___ Dataset extract

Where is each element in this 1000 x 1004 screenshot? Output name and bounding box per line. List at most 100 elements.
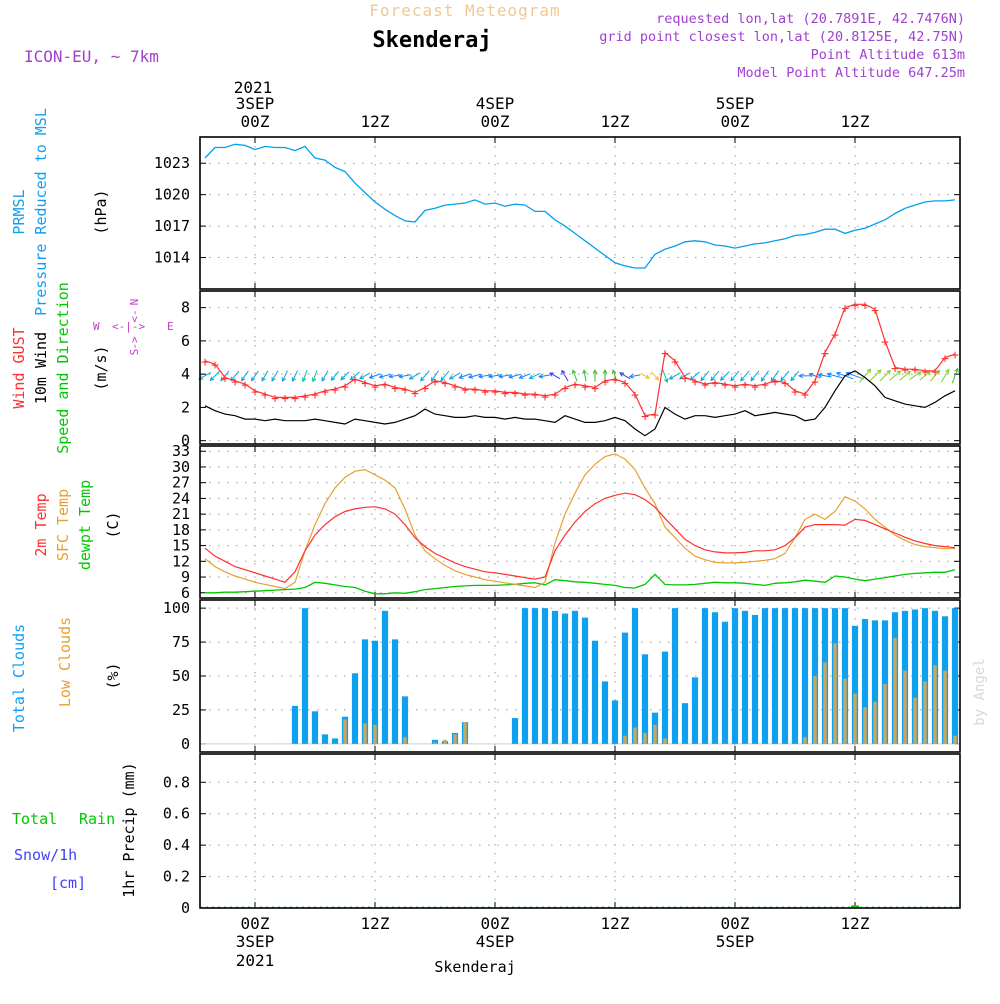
total-cloud-bar (791, 608, 799, 744)
bottom-year-label: 2021 (236, 951, 275, 970)
y-tick-label: 9 (181, 568, 190, 586)
low-cloud-bar (903, 670, 907, 744)
wind-direction-arrow (271, 370, 279, 382)
wind-arrow-head (378, 374, 384, 379)
gust-marker: + (561, 381, 569, 396)
total-cloud-bar (751, 614, 759, 744)
wind-arrow-head (281, 377, 287, 383)
wind-direction-arrow (827, 373, 843, 379)
gust-marker: + (771, 375, 779, 390)
top-day-label: 5SEP (716, 94, 755, 113)
wind-arrow-head (602, 368, 608, 374)
wind-direction-arrow (261, 370, 269, 382)
wind-arrow-head (798, 373, 803, 379)
total-cloud-bar (721, 621, 729, 744)
y-tick-label: 8 (181, 299, 190, 317)
bottom-time-label: 00Z (241, 914, 270, 933)
wind-arrow-head (311, 377, 317, 383)
wind-direction-arrow (780, 370, 790, 381)
wind-direction-arrow (389, 374, 401, 378)
rain-label: Rain (79, 810, 115, 828)
gust-marker: + (291, 391, 299, 406)
gust-marker: + (901, 363, 909, 378)
wind-arrow-head (750, 376, 755, 382)
gust-marker: + (661, 347, 669, 362)
y-tick-label: 0 (181, 735, 190, 753)
total-cloud-bar (311, 711, 319, 744)
total-cloud-bar (371, 640, 379, 744)
total-cloud-bar (531, 608, 539, 744)
wind-direction-arrow (549, 372, 561, 380)
wind-direction-arrow (640, 372, 650, 379)
wind-direction-arrow (230, 370, 240, 381)
compass-east: E (167, 320, 174, 333)
wind-direction-arrow (529, 372, 541, 379)
wind-arrow-head (730, 376, 735, 382)
total-label: Total (12, 810, 57, 828)
panel-frame (199, 445, 961, 599)
gust-marker: + (951, 348, 959, 363)
wind-direction-arrow (430, 370, 440, 382)
wind-arrow-head (935, 369, 941, 375)
gust-marker: + (511, 386, 519, 401)
wind-arrow-head (770, 377, 776, 382)
wind-direction-arrow (210, 370, 220, 381)
wind-direction-arrow (468, 373, 482, 378)
wind-arrow-head (790, 376, 795, 382)
wind-direction-arrow (730, 370, 740, 381)
wind-direction-arrow (340, 371, 350, 381)
bottom-time-label: 00Z (481, 914, 510, 933)
wind-direction-arrow (951, 368, 959, 384)
gust-marker: + (301, 390, 309, 405)
total-cloud-bar (541, 608, 549, 744)
cloud-side-labels: Total Clouds Low Clouds (%) (10, 617, 122, 732)
wind-arrow-head (538, 373, 544, 379)
low-cloud-bar (943, 670, 947, 744)
wind-arrow-head (241, 376, 246, 382)
wind-direction-arrow (459, 373, 471, 379)
location-title: Skenderaj (372, 28, 491, 53)
y-tick-label: 18 (172, 521, 190, 539)
wind-arrow-head (719, 376, 725, 381)
gust-marker: + (681, 371, 689, 386)
total-cloud-bar (771, 608, 779, 744)
wind-arrow-head (251, 376, 256, 382)
gust-marker: + (611, 373, 619, 388)
gust-marker: + (801, 388, 809, 403)
y-tick-label: 30 (172, 458, 190, 476)
gust-marker: + (361, 376, 369, 391)
total-cloud-bar (301, 608, 309, 744)
panel-frame (199, 136, 961, 290)
wind-direction-arrow (509, 373, 521, 378)
wind-direction-arrow (710, 370, 720, 381)
low-cloud-bar (463, 722, 467, 744)
wind-arrow-head (271, 376, 276, 382)
gust-marker: + (691, 375, 699, 390)
low-cloud-bar (913, 697, 917, 744)
gust-marker: + (431, 375, 439, 390)
wind-arrow-head (945, 368, 950, 374)
gust-marker: + (761, 378, 769, 393)
total-cloud-bar (641, 654, 649, 744)
dewpt-line (205, 569, 956, 595)
model-altitude: Model Point Altitude 647.25m (737, 65, 965, 81)
prmsl-label: PRMSL (10, 189, 28, 234)
y-tick-label: 0 (181, 432, 190, 450)
total-cloud-bar (521, 608, 529, 744)
total-cloud-bar (321, 734, 329, 744)
wind-direction-arrow (669, 372, 681, 380)
gust-marker: + (921, 365, 929, 380)
low-cloud-bar (863, 707, 867, 744)
gust-marker: + (871, 303, 879, 318)
gust-marker: + (341, 380, 349, 395)
top-time-label: 00Z (241, 112, 270, 131)
wind-direction-arrow (198, 371, 212, 380)
wind-direction-arrow (760, 370, 770, 382)
rain-bar (851, 905, 859, 908)
gust-marker: + (931, 365, 939, 380)
low-cloud-bar (653, 724, 657, 744)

______

Problem requirements:
Reproduce every row above word for word, but leave out the picture.

Exercise solution:
Where is each element in this 1000 x 1004 screenshot? Output name and bounding box per line. List at most 100 elements.
total-cloud-bar (791, 608, 799, 744)
bottom-year-label: 2021 (236, 951, 275, 970)
y-tick-label: 9 (181, 568, 190, 586)
low-cloud-bar (903, 670, 907, 744)
wind-direction-arrow (271, 370, 279, 382)
wind-arrow-head (378, 374, 384, 379)
gust-marker: + (561, 381, 569, 396)
total-cloud-bar (751, 614, 759, 744)
wind-arrow-head (281, 377, 287, 383)
wind-direction-arrow (827, 373, 843, 379)
gust-marker: + (771, 375, 779, 390)
top-day-label: 5SEP (716, 94, 755, 113)
wind-arrow-head (602, 368, 608, 374)
wind-direction-arrow (261, 370, 269, 382)
wind-arrow-head (798, 373, 803, 379)
total-cloud-bar (721, 621, 729, 744)
y-tick-label: 8 (181, 299, 190, 317)
bottom-time-label: 00Z (241, 914, 270, 933)
wind-arrow-head (311, 377, 317, 383)
wind-direction-arrow (780, 370, 790, 381)
wind-direction-arrow (389, 374, 401, 378)
rain-label: Rain (79, 810, 115, 828)
gust-marker: + (291, 391, 299, 406)
gust-marker: + (901, 363, 909, 378)
wind-arrow-head (750, 376, 755, 382)
gust-marker: + (661, 347, 669, 362)
y-tick-label: 0 (181, 735, 190, 753)
total-cloud-bar (311, 711, 319, 744)
total-cloud-bar (371, 640, 379, 744)
total-cloud-bar (531, 608, 539, 744)
wind-direction-arrow (549, 372, 561, 380)
wind-direction-arrow (640, 372, 650, 379)
wind-direction-arrow (230, 370, 240, 381)
compass-east: E (167, 320, 174, 333)
wind-direction-arrow (529, 372, 541, 379)
wind-arrow-head (730, 376, 735, 382)
total-label: Total (12, 810, 57, 828)
panel-frame (199, 445, 961, 599)
gust-marker: + (951, 348, 959, 363)
wind-direction-arrow (430, 370, 440, 382)
wind-arrow-head (935, 369, 941, 375)
gust-marker: + (511, 386, 519, 401)
wind-arrow-head (770, 377, 776, 382)
wind-direction-arrow (210, 370, 220, 381)
wind-direction-arrow (468, 373, 482, 378)
wind-arrow-head (790, 376, 795, 382)
wind-direction-arrow (730, 370, 740, 381)
wind-direction-arrow (340, 371, 350, 381)
bottom-time-label: 00Z (481, 914, 510, 933)
wind-direction-arrow (951, 368, 959, 384)
gust-marker: + (301, 390, 309, 405)
total-cloud-bar (541, 608, 549, 744)
cloud-side-labels: Total Clouds Low Clouds (%) (10, 617, 122, 732)
wind-arrow-head (538, 373, 544, 379)
low-cloud-bar (943, 670, 947, 744)
wind-arrow-head (241, 376, 246, 382)
wind-direction-arrow (459, 373, 471, 379)
location-title: Skenderaj (372, 28, 491, 53)
y-tick-label: 18 (172, 521, 190, 539)
wind-arrow-head (719, 376, 725, 381)
gust-marker: + (681, 371, 689, 386)
total-cloud-bar (771, 608, 779, 744)
wind-arrow-head (251, 376, 256, 382)
gust-marker: + (611, 373, 619, 388)
gust-marker: + (801, 388, 809, 403)
y-tick-label: 30 (172, 458, 190, 476)
gust-marker: + (361, 376, 369, 391)
total-cloud-bar (301, 608, 309, 744)
panel-frame (199, 136, 961, 290)
wind-direction-arrow (509, 373, 521, 378)
wind-direction-arrow (710, 370, 720, 381)
low-cloud-bar (463, 722, 467, 744)
wind-arrow-head (271, 376, 276, 382)
gust-marker: + (691, 375, 699, 390)
low-cloud-bar (913, 697, 917, 744)
gust-marker: + (431, 375, 439, 390)
wind-arrow-head (945, 368, 950, 374)
gust-marker: + (761, 378, 769, 393)
total-cloud-bar (641, 654, 649, 744)
dewpt-line (205, 569, 956, 595)
model-altitude: Model Point Altitude 647.25m (737, 65, 965, 81)
prmsl-label: PRMSL (10, 189, 28, 234)
y-tick-label: 0 (181, 432, 190, 450)
total-cloud-bar (521, 608, 529, 744)
total-cloud-bar (321, 734, 329, 744)
wind-direction-arrow (669, 372, 681, 380)
gust-marker: + (921, 365, 929, 380)
low-cloud-bar (863, 707, 867, 744)
gust-marker: + (871, 303, 879, 318)
gust-marker: + (341, 380, 349, 395)
top-time-label: 00Z (241, 112, 270, 131)
wind-direction-arrow (198, 371, 212, 380)
wind-direction-arrow (760, 370, 770, 382)
rain-bar (851, 905, 859, 908)
gust-marker: + (931, 365, 939, 380)
low-cloud-bar (653, 724, 657, 744)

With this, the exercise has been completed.